** start **
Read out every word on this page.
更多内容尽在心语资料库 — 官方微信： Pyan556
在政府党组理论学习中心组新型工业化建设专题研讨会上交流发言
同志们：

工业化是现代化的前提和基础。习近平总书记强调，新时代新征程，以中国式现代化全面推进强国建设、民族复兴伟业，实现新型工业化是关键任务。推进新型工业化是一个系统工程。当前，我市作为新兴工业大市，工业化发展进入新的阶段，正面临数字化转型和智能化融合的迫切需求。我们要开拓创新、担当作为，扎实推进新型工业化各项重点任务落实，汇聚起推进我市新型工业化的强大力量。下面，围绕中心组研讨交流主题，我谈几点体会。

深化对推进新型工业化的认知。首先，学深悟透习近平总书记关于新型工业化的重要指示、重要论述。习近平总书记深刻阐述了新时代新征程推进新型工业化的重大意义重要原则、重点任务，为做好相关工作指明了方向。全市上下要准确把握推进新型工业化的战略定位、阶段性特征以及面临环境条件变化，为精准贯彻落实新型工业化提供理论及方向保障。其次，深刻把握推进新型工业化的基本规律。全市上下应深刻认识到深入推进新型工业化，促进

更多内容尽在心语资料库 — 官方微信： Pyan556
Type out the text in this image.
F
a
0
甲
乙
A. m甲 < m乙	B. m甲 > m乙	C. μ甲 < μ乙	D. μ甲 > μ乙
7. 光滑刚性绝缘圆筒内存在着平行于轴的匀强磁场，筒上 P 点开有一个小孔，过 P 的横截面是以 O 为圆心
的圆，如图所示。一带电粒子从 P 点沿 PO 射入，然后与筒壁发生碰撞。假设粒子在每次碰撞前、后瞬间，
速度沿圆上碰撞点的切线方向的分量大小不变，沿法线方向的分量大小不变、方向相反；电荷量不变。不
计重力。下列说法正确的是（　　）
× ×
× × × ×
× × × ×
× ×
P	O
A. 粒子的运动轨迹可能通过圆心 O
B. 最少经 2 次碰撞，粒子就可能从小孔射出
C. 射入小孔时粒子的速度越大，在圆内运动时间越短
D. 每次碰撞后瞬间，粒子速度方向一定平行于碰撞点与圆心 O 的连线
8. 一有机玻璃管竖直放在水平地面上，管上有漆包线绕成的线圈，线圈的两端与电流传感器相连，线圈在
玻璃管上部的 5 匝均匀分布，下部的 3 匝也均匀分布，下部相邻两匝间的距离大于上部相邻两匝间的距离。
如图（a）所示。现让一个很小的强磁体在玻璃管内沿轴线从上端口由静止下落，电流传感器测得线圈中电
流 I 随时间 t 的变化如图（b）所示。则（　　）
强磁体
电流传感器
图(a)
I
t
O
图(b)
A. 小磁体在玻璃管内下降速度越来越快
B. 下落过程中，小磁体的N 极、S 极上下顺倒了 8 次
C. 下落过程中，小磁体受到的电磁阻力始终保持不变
** end **
DIRECTION: Retype every record above exactly as it appears.

ANSWER BELOW:
Read out every word on this page.
更多内容尽在心语资料库 — 官方微信： Pyan556
在政府党组理论学习中心组新型工业化建设专题研讨会上交流发言
同志们：

工业化是现代化的前提和基础。习近平总书记强调，新时代新征程，以中国式现代化全面推进强国建设、民族复兴伟业，实现新型工业化是关键任务。推进新型工业化是一个系统工程。当前，我市作为新兴工业大市，工业化发展进入新的阶段，正面临数字化转型和智能化融合的迫切需求。我们要开拓创新、担当作为，扎实推进新型工业化各项重点任务落实，汇聚起推进我市新型工业化的强大力量。下面，围绕中心组研讨交流主题，我谈几点体会。

深化对推进新型工业化的认知。首先，学深悟透习近平总书记关于新型工业化的重要指示、重要论述。习近平总书记深刻阐述了新时代新征程推进新型工业化的重大意义重要原则、重点任务，为做好相关工作指明了方向。全市上下要准确把握推进新型工业化的战略定位、阶段性特征以及面临环境条件变化，为精准贯彻落实新型工业化提供理论及方向保障。其次，深刻把握推进新型工业化的基本规律。全市上下应深刻认识到深入推进新型工业化，促进

更多内容尽在心语资料库 — 官方微信： Pyan556
Type out the text in this image.
F
a
0
甲
乙
A. m甲 < m乙	B. m甲 > m乙	C. μ甲 < μ乙	D. μ甲 > μ乙
7. 光滑刚性绝缘圆筒内存在着平行于轴的匀强磁场，筒上 P 点开有一个小孔，过 P 的横截面是以 O 为圆心
的圆，如图所示。一带电粒子从 P 点沿 PO 射入，然后与筒壁发生碰撞。假设粒子在每次碰撞前、后瞬间，
速度沿圆上碰撞点的切线方向的分量大小不变，沿法线方向的分量大小不变、方向相反；电荷量不变。不
计重力。下列说法正确的是（　　）
× ×
× × × ×
× × × ×
× ×
P	O
A. 粒子的运动轨迹可能通过圆心 O
B. 最少经 2 次碰撞，粒子就可能从小孔射出
C. 射入小孔时粒子的速度越大，在圆内运动时间越短
D. 每次碰撞后瞬间，粒子速度方向一定平行于碰撞点与圆心 O 的连线
8. 一有机玻璃管竖直放在水平地面上，管上有漆包线绕成的线圈，线圈的两端与电流传感器相连，线圈在
玻璃管上部的 5 匝均匀分布，下部的 3 匝也均匀分布，下部相邻两匝间的距离大于上部相邻两匝间的距离。
如图（a）所示。现让一个很小的强磁体在玻璃管内沿轴线从上端口由静止下落，电流传感器测得线圈中电
流 I 随时间 t 的变化如图（b）所示。则（　　）
强磁体
电流传感器
图(a)
I
t
O
图(b)
A. 小磁体在玻璃管内下降速度越来越快
B. 下落过程中，小磁体的N 极、S 极上下顺倒了 8 次
C. 下落过程中，小磁体受到的电磁阻力始终保持不变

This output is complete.